● **STORED RECORDS**:

****************************************

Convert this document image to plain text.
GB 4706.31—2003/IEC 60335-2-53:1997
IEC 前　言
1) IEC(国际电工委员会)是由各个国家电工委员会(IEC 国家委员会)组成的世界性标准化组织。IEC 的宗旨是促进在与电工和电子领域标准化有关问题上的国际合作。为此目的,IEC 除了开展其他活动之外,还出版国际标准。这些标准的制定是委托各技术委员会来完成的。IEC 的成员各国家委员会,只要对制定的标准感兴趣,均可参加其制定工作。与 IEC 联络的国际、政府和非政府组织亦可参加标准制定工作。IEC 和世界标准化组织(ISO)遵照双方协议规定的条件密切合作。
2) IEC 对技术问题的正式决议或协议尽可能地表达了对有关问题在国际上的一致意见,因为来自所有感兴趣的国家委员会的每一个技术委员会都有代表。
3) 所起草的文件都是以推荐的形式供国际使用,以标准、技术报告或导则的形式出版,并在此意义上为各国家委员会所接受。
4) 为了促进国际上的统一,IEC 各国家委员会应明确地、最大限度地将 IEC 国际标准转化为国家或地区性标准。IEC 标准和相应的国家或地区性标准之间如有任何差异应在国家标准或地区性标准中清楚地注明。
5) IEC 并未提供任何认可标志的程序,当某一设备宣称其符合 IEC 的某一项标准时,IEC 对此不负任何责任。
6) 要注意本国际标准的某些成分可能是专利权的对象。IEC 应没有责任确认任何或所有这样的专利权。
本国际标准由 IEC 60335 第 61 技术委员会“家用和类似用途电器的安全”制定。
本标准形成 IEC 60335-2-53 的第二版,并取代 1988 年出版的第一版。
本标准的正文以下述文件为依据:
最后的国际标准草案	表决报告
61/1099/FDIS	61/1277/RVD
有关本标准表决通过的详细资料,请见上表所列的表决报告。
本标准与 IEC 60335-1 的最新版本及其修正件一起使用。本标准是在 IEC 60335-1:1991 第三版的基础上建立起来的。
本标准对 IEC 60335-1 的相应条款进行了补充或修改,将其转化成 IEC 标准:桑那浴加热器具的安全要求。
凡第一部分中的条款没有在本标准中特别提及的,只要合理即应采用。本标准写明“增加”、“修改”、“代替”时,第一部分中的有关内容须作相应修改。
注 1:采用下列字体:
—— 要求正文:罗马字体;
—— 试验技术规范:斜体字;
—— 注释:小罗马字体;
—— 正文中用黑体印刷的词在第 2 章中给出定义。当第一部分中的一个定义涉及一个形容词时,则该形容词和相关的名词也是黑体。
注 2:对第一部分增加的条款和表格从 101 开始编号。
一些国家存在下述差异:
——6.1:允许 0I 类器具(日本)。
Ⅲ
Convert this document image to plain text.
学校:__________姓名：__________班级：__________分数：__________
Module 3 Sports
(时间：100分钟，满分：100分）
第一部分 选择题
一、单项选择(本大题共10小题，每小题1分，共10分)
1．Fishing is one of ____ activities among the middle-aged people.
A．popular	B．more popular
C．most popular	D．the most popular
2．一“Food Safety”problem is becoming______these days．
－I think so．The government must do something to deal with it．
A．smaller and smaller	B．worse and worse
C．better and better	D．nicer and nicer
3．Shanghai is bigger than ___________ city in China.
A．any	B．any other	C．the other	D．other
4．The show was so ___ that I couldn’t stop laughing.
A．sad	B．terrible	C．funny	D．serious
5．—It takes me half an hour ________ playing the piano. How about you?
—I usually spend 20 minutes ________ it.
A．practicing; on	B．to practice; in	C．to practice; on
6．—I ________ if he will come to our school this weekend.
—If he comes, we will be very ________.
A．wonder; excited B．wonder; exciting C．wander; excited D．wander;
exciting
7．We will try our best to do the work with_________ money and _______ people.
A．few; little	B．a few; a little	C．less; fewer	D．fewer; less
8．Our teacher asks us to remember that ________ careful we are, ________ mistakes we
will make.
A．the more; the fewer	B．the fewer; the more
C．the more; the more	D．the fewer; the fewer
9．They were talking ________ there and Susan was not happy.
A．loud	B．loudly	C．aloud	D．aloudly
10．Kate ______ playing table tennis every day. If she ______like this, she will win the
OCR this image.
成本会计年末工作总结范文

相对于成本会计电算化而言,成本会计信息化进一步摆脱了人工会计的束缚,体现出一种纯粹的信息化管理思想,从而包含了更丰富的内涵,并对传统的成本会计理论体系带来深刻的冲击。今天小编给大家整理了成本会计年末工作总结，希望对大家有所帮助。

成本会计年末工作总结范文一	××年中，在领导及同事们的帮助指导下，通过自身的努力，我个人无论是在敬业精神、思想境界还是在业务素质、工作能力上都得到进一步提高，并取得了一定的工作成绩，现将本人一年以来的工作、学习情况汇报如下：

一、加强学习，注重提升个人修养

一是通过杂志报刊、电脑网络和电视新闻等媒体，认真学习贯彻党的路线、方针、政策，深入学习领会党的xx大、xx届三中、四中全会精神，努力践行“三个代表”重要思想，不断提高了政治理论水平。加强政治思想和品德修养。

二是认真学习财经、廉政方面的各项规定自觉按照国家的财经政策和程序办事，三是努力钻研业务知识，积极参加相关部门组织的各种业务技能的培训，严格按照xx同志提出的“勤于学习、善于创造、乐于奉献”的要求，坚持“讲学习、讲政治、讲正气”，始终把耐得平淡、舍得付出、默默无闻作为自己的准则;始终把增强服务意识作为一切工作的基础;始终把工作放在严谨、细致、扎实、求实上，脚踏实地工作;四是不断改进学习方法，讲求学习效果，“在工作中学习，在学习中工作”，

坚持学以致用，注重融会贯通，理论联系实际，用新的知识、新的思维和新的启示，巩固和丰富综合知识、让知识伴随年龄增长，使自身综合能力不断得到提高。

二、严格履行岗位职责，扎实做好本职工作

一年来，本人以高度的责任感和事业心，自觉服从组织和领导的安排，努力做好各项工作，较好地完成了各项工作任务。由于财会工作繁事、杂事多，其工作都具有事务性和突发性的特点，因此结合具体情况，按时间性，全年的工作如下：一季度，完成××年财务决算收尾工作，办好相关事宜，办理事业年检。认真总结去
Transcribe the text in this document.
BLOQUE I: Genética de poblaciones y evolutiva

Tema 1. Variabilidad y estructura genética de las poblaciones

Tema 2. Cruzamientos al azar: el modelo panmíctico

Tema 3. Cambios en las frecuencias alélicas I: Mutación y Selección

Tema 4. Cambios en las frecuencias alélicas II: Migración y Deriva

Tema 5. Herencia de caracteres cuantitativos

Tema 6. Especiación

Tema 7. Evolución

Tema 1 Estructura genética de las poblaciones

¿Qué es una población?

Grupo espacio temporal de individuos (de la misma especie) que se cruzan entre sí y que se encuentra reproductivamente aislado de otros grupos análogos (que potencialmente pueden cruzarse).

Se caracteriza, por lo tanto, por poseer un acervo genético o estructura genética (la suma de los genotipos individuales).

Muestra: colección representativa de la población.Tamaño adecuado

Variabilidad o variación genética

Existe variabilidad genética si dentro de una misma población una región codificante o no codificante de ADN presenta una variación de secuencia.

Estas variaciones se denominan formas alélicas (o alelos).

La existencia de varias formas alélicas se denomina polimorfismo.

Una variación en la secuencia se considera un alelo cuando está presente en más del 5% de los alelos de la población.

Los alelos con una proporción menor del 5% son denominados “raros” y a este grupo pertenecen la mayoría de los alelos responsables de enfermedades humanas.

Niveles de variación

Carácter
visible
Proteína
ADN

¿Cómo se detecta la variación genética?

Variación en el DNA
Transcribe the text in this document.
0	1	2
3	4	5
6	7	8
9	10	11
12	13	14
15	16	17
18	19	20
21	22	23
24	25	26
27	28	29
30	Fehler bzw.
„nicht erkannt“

****************************************

● **STATED PROBLEM**: Copy the records above exactly as they appear.

● **SOLUTION BELOW**:
Convert this document image to plain text.
GB 4706.31—2003/IEC 60335-2-53:1997
IEC 前　言
1) IEC(国际电工委员会)是由各个国家电工委员会(IEC 国家委员会)组成的世界性标准化组织。IEC 的宗旨是促进在与电工和电子领域标准化有关问题上的国际合作。为此目的,IEC 除了开展其他活动之外,还出版国际标准。这些标准的制定是委托各技术委员会来完成的。IEC 的成员各国家委员会,只要对制定的标准感兴趣,均可参加其制定工作。与 IEC 联络的国际、政府和非政府组织亦可参加标准制定工作。IEC 和世界标准化组织(ISO)遵照双方协议规定的条件密切合作。
2) IEC 对技术问题的正式决议或协议尽可能地表达了对有关问题在国际上的一致意见,因为来自所有感兴趣的国家委员会的每一个技术委员会都有代表。
3) 所起草的文件都是以推荐的形式供国际使用,以标准、技术报告或导则的形式出版,并在此意义上为各国家委员会所接受。
4) 为了促进国际上的统一,IEC 各国家委员会应明确地、最大限度地将 IEC 国际标准转化为国家或地区性标准。IEC 标准和相应的国家或地区性标准之间如有任何差异应在国家标准或地区性标准中清楚地注明。
5) IEC 并未提供任何认可标志的程序,当某一设备宣称其符合 IEC 的某一项标准时,IEC 对此不负任何责任。
6) 要注意本国际标准的某些成分可能是专利权的对象。IEC 应没有责任确认任何或所有这样的专利权。
本国际标准由 IEC 60335 第 61 技术委员会“家用和类似用途电器的安全”制定。
本标准形成 IEC 60335-2-53 的第二版,并取代 1988 年出版的第一版。
本标准的正文以下述文件为依据:
最后的国际标准草案	表决报告
61/1099/FDIS	61/1277/RVD
有关本标准表决通过的详细资料,请见上表所列的表决报告。
本标准与 IEC 60335-1 的最新版本及其修正件一起使用。本标准是在 IEC 60335-1:1991 第三版的基础上建立起来的。
本标准对 IEC 60335-1 的相应条款进行了补充或修改,将其转化成 IEC 标准:桑那浴加热器具的安全要求。
凡第一部分中的条款没有在本标准中特别提及的,只要合理即应采用。本标准写明“增加”、“修改”、“代替”时,第一部分中的有关内容须作相应修改。
注 1:采用下列字体:
—— 要求正文:罗马字体;
—— 试验技术规范:斜体字;
—— 注释:小罗马字体;
—— 正文中用黑体印刷的词在第 2 章中给出定义。当第一部分中的一个定义涉及一个形容词时,则该形容词和相关的名词也是黑体。
注 2:对第一部分增加的条款和表格从 101 开始编号。
一些国家存在下述差异:
——6.1:允许 0I 类器具(日本)。
Ⅲ
Convert this document image to plain text.
学校:__________姓名：__________班级：__________分数：__________
Module 3 Sports
(时间：100分钟，满分：100分）
第一部分 选择题
一、单项选择(本大题共10小题，每小题1分，共10分)
1．Fishing is one of ____ activities among the middle-aged people.
A．popular	B．more popular
C．most popular	D．the most popular
2．一“Food Safety”problem is becoming______these days．
－I think so．The government must do something to deal with it．
A．smaller and smaller	B．worse and worse
C．better and better	D．nicer and nicer
3．Shanghai is bigger than ___________ city in China.
A．any	B．any other	C．the other	D．other
4．The show was so ___ that I couldn’t stop laughing.
A．sad	B．terrible	C．funny	D．serious
5．—It takes me half an hour ________ playing the piano. How about you?
—I usually spend 20 minutes ________ it.
A．practicing; on	B．to practice; in	C．to practice; on
6．—I ________ if he will come to our school this weekend.
—If he comes, we will be very ________.
A．wonder; excited B．wonder; exciting C．wander; excited D．wander;
exciting
7．We will try our best to do the work with_________ money and _______ people.
A．few; little	B．a few; a little	C．less; fewer	D．fewer; less
8．Our teacher asks us to remember that ________ careful we are, ________ mistakes we
will make.
A．the more; the fewer	B．the fewer; the more
C．the more; the more	D．the fewer; the fewer
9．They were talking ________ there and Susan was not happy.
A．loud	B．loudly	C．aloud	D．aloudly
10．Kate ______ playing table tennis every day. If she ______like this, she will win the
OCR this image.
成本会计年末工作总结范文

相对于成本会计电算化而言,成本会计信息化进一步摆脱了人工会计的束缚,体现出一种纯粹的信息化管理思想,从而包含了更丰富的内涵,并对传统的成本会计理论体系带来深刻的冲击。今天小编给大家整理了成本会计年末工作总结，希望对大家有所帮助。

成本会计年末工作总结范文一	××年中，在领导及同事们的帮助指导下，通过自身的努力，我个人无论是在敬业精神、思想境界还是在业务素质、工作能力上都得到进一步提高，并取得了一定的工作成绩，现将本人一年以来的工作、学习情况汇报如下：

一、加强学习，注重提升个人修养

一是通过杂志报刊、电脑网络和电视新闻等媒体，认真学习贯彻党的路线、方针、政策，深入学习领会党的xx大、xx届三中、四中全会精神，努力践行“三个代表”重要思想，不断提高了政治理论水平。加强政治思想和品德修养。

二是认真学习财经、廉政方面的各项规定自觉按照国家的财经政策和程序办事，三是努力钻研业务知识，积极参加相关部门组织的各种业务技能的培训，严格按照xx同志提出的“勤于学习、善于创造、乐于奉献”的要求，坚持“讲学习、讲政治、讲正气”，始终把耐得平淡、舍得付出、默默无闻作为自己的准则;始终把增强服务意识作为一切工作的基础;始终把工作放在严谨、细致、扎实、求实上，脚踏实地工作;四是不断改进学习方法，讲求学习效果，“在工作中学习，在学习中工作”，

坚持学以致用，注重融会贯通，理论联系实际，用新的知识、新的思维和新的启示，巩固和丰富综合知识、让知识伴随年龄增长，使自身综合能力不断得到提高。

二、严格履行岗位职责，扎实做好本职工作

一年来，本人以高度的责任感和事业心，自觉服从组织和领导的安排，努力做好各项工作，较好地完成了各项工作任务。由于财会工作繁事、杂事多，其工作都具有事务性和突发性的特点，因此结合具体情况，按时间性，全年的工作如下：一季度，完成××年财务决算收尾工作，办好相关事宜，办理事业年检。认真总结去
Transcribe the text in this document.
BLOQUE I: Genética de poblaciones y evolutiva

Tema 1. Variabilidad y estructura genética de las poblaciones

Tema 2. Cruzamientos al azar: el modelo panmíctico

Tema 3. Cambios en las frecuencias alélicas I: Mutación y Selección

Tema 4. Cambios en las frecuencias alélicas II: Migración y Deriva

Tema 5. Herencia de caracteres cuantitativos

Tema 6. Especiación

Tema 7. Evolución

Tema 1 Estructura genética de las poblaciones

¿Qué es una población?

Grupo espacio temporal de individuos (de la misma especie) que se cruzan entre sí y que se encuentra reproductivamente aislado de otros grupos análogos (que potencialmente pueden cruzarse).

Se caracteriza, por lo tanto, por poseer un acervo genético o estructura genética (la suma de los genotipos individuales).

Muestra: colección representativa de la población.Tamaño adecuado

Variabilidad o variación genética

Existe variabilidad genética si dentro de una misma población una región codificante o no codificante de ADN presenta una variación de secuencia.

Estas variaciones se denominan formas alélicas (o alelos).

La existencia de varias formas alélicas se denomina polimorfismo.

Una variación en la secuencia se considera un alelo cuando está presente en más del 5% de los alelos de la población.

Los alelos con una proporción menor del 5% son denominados “raros” y a este grupo pertenecen la mayoría de los alelos responsables de enfermedades humanas.

Niveles de variación

Carácter
visible
Proteína
ADN

¿Cómo se detecta la variación genética?

Variación en el DNA
Transcribe the text in this document.
0	1	2
3	4	5
6	7	8
9	10	11
12	13	14
15	16	17
18	19	20
21	22	23
24	25	26
27	28	29
30	Fehler bzw.
„nicht erkannt“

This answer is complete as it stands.